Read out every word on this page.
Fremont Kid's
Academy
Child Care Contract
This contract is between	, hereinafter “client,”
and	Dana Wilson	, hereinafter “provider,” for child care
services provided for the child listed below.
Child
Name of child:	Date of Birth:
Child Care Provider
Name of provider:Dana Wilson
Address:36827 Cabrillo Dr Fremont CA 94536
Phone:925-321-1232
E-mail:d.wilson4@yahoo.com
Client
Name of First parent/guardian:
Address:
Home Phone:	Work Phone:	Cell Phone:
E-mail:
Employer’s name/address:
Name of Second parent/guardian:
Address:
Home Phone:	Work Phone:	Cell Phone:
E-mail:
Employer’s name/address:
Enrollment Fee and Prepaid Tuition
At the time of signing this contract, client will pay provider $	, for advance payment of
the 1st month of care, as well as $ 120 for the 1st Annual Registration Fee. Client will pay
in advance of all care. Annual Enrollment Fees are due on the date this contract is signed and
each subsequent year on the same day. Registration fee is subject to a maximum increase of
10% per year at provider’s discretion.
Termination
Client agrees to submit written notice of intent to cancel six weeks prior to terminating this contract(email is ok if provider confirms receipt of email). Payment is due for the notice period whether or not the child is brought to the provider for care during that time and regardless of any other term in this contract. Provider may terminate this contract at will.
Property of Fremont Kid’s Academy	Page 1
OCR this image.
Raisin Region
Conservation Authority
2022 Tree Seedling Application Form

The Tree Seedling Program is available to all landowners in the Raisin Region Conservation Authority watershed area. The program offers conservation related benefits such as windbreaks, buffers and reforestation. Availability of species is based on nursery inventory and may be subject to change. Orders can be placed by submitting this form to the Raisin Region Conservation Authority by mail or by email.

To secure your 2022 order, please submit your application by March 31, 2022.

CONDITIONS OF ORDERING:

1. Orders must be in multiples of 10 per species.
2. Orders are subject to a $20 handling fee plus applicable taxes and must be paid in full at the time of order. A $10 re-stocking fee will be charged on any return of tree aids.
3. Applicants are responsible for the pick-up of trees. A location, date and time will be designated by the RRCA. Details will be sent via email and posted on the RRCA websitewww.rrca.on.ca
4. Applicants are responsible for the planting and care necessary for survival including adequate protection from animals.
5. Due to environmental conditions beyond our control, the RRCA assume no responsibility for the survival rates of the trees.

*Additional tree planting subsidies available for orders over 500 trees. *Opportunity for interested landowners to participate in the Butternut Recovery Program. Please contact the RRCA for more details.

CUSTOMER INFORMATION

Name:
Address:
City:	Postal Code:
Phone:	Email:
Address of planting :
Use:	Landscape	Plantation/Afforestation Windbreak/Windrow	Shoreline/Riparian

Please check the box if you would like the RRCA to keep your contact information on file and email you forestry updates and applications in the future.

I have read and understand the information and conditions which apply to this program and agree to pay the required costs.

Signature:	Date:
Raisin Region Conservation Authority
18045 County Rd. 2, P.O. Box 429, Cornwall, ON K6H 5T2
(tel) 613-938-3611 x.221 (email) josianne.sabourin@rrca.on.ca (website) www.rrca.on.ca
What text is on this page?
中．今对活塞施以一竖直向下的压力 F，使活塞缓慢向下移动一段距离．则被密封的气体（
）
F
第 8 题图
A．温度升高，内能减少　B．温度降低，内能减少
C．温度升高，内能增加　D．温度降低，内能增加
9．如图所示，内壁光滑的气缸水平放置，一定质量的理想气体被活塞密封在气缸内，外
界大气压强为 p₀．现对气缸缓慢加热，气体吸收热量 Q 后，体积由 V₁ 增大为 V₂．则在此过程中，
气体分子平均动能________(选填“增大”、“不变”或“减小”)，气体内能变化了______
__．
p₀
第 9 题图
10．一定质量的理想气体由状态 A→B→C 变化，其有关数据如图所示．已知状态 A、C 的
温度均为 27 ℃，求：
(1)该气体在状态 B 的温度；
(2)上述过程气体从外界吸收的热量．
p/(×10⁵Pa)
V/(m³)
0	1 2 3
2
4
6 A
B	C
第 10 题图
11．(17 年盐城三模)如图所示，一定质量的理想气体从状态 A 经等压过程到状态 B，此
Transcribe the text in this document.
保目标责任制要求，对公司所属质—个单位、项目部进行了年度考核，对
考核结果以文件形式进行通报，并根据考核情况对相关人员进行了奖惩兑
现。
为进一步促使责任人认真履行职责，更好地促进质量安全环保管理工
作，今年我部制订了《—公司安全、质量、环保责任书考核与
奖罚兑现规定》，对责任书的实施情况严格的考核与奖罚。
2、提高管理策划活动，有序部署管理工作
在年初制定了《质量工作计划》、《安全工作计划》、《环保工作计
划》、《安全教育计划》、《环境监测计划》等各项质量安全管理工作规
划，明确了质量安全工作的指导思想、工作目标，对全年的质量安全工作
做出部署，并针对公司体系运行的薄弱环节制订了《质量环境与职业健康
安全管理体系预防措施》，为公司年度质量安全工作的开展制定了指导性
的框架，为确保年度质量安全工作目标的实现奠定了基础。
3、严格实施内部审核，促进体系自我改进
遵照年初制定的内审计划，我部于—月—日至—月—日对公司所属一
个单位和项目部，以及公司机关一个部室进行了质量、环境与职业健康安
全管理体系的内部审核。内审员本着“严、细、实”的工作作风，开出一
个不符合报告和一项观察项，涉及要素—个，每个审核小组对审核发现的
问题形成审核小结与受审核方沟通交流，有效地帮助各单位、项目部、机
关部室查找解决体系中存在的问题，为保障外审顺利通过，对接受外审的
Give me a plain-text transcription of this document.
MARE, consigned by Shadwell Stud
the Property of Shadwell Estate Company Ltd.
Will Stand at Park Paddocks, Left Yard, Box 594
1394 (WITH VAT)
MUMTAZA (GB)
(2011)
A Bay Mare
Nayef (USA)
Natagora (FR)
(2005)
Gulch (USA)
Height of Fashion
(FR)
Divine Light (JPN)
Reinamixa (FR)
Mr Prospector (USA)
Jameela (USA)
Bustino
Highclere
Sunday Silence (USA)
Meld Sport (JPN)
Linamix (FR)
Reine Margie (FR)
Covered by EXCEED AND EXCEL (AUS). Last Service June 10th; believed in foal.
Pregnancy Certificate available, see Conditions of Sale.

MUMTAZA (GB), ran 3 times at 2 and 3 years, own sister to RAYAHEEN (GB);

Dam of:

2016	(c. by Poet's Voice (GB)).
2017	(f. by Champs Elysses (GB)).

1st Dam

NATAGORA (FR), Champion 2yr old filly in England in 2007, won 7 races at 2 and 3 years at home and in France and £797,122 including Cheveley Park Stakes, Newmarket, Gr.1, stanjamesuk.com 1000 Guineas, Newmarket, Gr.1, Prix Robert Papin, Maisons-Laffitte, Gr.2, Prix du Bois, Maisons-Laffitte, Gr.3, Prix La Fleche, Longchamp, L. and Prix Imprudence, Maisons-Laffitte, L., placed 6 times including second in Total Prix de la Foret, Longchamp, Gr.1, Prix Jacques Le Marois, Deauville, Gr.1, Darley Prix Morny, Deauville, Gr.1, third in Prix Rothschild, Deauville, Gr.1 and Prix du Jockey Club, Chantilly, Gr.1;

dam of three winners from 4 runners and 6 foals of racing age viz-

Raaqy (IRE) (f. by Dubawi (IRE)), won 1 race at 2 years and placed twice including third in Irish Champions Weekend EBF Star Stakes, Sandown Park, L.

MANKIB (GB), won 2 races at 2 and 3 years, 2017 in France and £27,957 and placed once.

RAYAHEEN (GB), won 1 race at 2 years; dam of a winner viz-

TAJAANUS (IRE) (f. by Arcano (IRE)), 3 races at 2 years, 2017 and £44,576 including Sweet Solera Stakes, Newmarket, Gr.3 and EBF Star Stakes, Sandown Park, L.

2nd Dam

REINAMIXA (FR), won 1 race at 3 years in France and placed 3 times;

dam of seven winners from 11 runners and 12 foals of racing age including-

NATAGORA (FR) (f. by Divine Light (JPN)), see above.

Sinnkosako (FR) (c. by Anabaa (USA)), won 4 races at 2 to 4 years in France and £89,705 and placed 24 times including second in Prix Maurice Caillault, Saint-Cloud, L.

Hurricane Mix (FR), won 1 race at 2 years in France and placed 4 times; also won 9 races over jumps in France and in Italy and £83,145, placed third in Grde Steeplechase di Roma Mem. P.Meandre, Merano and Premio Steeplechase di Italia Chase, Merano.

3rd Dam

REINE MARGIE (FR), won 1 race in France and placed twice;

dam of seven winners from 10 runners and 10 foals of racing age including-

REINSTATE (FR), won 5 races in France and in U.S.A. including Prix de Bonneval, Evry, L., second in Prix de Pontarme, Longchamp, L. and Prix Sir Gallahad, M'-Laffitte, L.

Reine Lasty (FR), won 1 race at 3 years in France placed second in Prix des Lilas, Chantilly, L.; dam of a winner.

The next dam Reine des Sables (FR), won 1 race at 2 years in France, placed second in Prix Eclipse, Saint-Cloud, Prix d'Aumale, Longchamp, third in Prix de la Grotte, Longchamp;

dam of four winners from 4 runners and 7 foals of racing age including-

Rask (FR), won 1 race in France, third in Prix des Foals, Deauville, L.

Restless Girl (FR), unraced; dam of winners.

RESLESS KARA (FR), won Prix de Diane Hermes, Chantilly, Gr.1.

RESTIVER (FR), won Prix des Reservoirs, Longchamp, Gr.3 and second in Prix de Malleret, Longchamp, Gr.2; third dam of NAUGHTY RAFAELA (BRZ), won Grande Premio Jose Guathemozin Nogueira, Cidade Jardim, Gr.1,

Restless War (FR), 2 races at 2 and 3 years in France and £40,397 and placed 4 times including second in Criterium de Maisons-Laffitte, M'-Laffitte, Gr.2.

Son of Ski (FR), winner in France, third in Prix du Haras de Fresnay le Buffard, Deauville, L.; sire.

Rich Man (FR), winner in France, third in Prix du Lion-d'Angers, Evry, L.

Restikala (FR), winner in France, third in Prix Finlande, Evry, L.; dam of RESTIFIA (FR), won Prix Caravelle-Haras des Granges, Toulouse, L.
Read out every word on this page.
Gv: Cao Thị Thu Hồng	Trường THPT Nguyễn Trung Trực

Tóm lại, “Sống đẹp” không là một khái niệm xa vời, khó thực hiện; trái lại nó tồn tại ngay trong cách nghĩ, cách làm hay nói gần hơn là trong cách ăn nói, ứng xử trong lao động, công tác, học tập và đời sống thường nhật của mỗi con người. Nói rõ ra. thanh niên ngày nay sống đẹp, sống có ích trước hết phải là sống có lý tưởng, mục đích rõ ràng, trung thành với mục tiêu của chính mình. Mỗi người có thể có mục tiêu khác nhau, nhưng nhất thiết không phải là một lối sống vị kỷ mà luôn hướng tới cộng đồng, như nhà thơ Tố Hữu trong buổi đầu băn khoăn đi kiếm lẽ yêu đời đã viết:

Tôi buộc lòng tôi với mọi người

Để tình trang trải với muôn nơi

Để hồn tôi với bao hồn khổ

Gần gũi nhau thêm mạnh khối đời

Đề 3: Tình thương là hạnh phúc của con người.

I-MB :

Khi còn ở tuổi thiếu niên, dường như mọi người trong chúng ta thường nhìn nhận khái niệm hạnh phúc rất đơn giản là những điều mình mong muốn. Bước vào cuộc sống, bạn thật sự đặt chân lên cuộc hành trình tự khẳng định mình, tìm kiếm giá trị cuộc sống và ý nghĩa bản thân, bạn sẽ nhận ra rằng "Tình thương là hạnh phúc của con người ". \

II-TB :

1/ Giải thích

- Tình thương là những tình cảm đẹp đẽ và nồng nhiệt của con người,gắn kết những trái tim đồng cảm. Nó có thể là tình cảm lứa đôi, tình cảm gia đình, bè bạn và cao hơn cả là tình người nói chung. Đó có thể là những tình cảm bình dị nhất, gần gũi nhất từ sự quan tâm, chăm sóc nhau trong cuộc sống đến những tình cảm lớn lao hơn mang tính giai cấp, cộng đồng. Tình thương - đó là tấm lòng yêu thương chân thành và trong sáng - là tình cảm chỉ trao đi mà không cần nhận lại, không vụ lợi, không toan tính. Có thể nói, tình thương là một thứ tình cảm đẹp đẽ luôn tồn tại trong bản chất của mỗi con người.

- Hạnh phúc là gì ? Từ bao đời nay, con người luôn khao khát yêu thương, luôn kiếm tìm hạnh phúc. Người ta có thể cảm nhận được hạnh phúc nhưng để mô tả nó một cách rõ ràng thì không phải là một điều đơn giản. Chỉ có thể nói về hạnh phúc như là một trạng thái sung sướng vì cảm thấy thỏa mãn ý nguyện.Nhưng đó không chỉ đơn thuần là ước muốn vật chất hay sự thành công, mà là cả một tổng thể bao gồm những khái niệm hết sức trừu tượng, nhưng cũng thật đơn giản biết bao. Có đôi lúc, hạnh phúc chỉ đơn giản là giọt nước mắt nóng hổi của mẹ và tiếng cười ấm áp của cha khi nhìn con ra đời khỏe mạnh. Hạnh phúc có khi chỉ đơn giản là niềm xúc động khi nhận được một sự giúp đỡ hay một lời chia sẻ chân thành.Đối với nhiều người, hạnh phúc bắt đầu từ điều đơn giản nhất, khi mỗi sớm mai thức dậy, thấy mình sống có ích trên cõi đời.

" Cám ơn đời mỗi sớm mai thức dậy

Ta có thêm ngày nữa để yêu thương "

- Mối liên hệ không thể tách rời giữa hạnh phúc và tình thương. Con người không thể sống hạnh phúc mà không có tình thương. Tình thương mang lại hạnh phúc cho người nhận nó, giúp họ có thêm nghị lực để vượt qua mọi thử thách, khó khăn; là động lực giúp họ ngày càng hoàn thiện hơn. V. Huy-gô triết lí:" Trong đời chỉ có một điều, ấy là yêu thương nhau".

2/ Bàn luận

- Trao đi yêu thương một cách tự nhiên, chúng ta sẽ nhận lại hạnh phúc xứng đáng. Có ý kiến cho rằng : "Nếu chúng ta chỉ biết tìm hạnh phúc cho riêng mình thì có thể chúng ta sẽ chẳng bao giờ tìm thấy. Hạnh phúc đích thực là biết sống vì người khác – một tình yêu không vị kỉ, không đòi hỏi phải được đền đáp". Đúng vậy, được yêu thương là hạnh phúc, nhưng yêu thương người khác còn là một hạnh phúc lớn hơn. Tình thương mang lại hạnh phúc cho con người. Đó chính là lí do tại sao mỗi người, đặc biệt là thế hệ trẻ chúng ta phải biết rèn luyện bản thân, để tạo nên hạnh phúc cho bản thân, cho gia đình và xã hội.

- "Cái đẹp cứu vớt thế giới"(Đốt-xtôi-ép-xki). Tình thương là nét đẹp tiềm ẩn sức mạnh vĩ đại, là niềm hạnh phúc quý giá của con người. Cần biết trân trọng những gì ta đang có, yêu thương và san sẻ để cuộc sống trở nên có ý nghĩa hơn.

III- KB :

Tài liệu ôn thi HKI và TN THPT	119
++++++++++
Extract, from the material above, each line holding the word "Authority".

Response to this exercise >>
Conservation Authority
The Tree Seedling Program is available to all landowners in the Raisin Region Conservation Authority watershed area. The program offers conservation related benefits such as windbreaks, buffers and reforestation. Availability of species is based on nursery inventory and may be subject to change. Orders can be placed by submitting this form to the Raisin Region Conservation Authority by mail or by email.
Raisin Region Conservation Authority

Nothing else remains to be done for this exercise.